**Written request**.
Which garnishes does the tamale text below say tamales are often served with? List every one.

For something that is cooked in the sauce itself so it has more intense flavors, try our birria tacos meat. That recipe is incredible too.
What is the difference between red and green tamales?
Green tamales and red are two different types popular in Mexican cuisines everywhere. The main difference between them is the color and flavor of the sauce used to make them. Green, also known as tamales verdes, are made with a green sauce that is typically made with tomatillos, green chilies, and cilantro.
The sauce gives them a tangy and slightly spicy flavor. Both are often filled with chicken, pork, or cheese inside. Red, also known as tamales rojos, are made with a red sauce that is typically made with dried red chilies, garlic, and spices. This gives them a deep, rich flavor and a reddish brown color.
Both are typically made with masa dough, wrapped in corn husks before being steamed until cooked through. They are often served with salsa, guacamole, or sour cream as a garnish. Whether you prefer green tamales or red tamales depends on your personal taste and the type of filling you prefer.
We are sticking with the traditional authentic Mexican tamale sauce which is red, with heat, and pureed with several different types of dried peppers. You can use a food processor or blender but the latter will get it smoother. Store bought is also an option if you want a quick method or can’t find the necessary ingredients.
How to Make Red Tamale Sauce
- When you make this sauce you are going to start with 2 cups of chicken broth and the other ingredients into a medium saucepan.
- Bring to a boil over medium high heat stirring consistently to break everything down and meld everything together.
- Reduce the heat to low, cover the pot, and simmer for about 10 minutes or until the chilies are softened.
- Transfer the ingredients in the saucepan to a blender
- Blend on high for 2 to 3 minutes or until the ingredients are completely pureed.
- If the sauce is not thin enough for your preference, add in the remaining cup of chicken broth.
Stir about 1 cup of the red sauce into the shredded pork to moisten and add some heat. You can add more too but that would be the minimum. The rest should be kept on the side to pour over the top.
Think of this like wrapping a present that is secured in a wrap but left open at the top. In order to make the outsides pliable the husks should be soaked in hot water for 2-5 hours to soften up nicely. Remember, this isn’t a quick dish which is why you don’t find them often. It’s a bit of love that takes time to come together so don’t rush.
How to Wrap a Tamale
- To assemble the tamales you want to make an assembly line with all of your ingredients. Once you have everything prepared you will spread a layer of prepared tamale dough (masa) on a soaked corn husk, leaving a border around the edges.
- Add a spoonful of the shredded pork filling tossed with red chile sauce to the center
- Then fold the husk over the filling and roll it up tightly.
- you can tie a piece of twine around the center so they don’t unravel
- Repeat with the remaining pieces you want to make until complete.
- Place the tamales in a steamer basket or a large pot with a steamer insert.

**Data supplied**.
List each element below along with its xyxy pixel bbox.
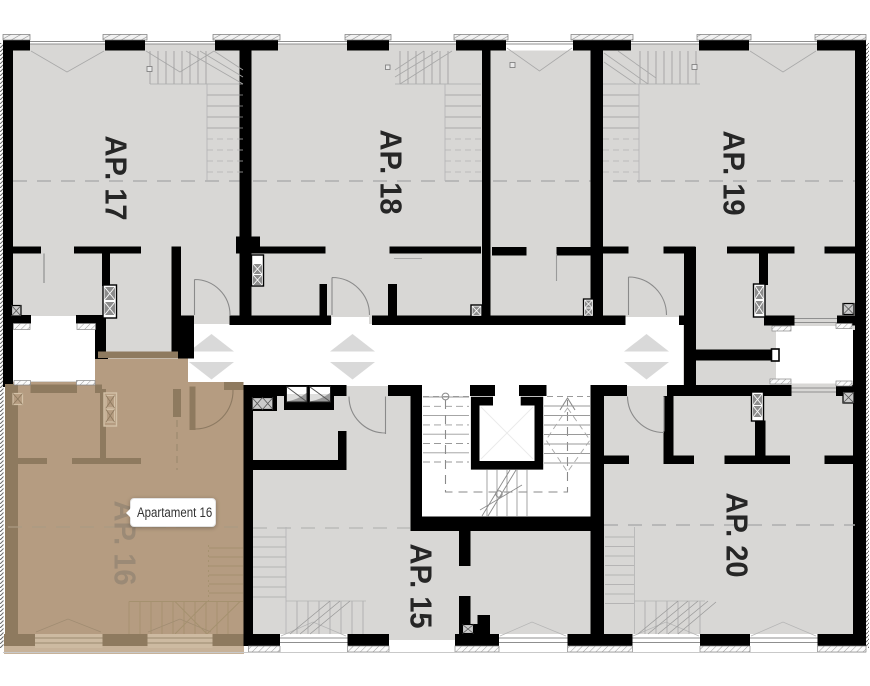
svg-text:AP. 20: AP. 20 [720,493,755,578]
svg-text:AP. 15: AP. 15 [404,544,439,629]
svg-text:AP. 18: AP. 18 [374,130,409,215]
svg-text:AP. 17: AP. 17 [99,136,134,221]
svg-text:AP. 19: AP. 19 [717,131,752,216]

**Reply to the exercise**.
Salsa, guacamole, sour cream